State the count of lines below in which the word "this" appears, and add nothing.

- - - -

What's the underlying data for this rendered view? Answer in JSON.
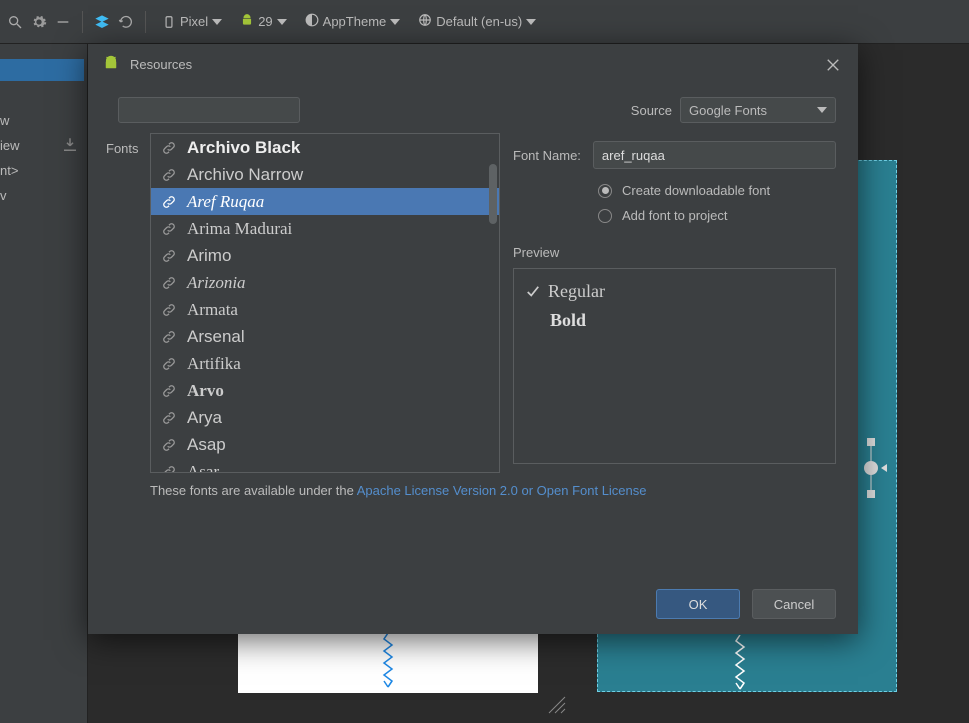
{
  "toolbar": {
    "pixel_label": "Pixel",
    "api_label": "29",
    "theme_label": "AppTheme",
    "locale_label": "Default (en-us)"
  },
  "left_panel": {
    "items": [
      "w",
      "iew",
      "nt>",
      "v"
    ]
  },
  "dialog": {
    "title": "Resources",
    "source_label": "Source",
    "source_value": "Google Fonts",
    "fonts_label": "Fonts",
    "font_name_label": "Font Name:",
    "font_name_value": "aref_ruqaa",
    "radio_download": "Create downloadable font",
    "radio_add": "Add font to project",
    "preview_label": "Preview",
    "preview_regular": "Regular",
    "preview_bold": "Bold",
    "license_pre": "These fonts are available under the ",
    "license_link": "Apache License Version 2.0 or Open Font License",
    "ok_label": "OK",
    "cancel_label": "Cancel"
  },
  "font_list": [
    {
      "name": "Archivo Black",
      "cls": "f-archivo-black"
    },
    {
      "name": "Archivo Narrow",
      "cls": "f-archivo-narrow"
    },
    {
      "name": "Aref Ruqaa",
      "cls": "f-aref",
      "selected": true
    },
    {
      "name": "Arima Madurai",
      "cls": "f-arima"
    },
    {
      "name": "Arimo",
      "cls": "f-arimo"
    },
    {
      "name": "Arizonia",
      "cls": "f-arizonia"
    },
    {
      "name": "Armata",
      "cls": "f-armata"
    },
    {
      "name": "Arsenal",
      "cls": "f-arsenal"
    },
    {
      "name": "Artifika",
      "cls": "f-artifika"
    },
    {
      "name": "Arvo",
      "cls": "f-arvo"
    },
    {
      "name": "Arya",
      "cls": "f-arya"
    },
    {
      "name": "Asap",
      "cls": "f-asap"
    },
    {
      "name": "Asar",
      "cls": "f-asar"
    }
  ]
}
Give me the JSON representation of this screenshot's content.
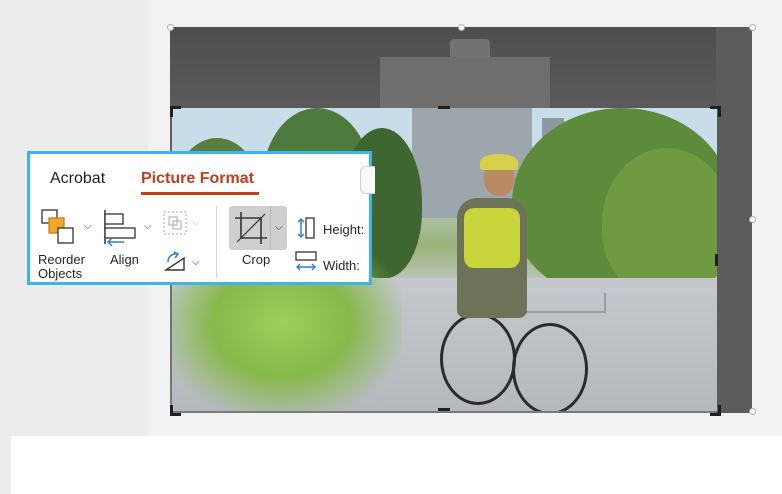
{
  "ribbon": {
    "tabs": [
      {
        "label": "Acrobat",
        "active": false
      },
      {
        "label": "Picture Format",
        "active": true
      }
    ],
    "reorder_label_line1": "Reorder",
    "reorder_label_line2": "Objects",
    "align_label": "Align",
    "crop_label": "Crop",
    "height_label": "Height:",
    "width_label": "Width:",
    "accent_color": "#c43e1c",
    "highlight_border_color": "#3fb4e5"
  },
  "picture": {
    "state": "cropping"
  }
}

- - - -

--- RESULT ---
2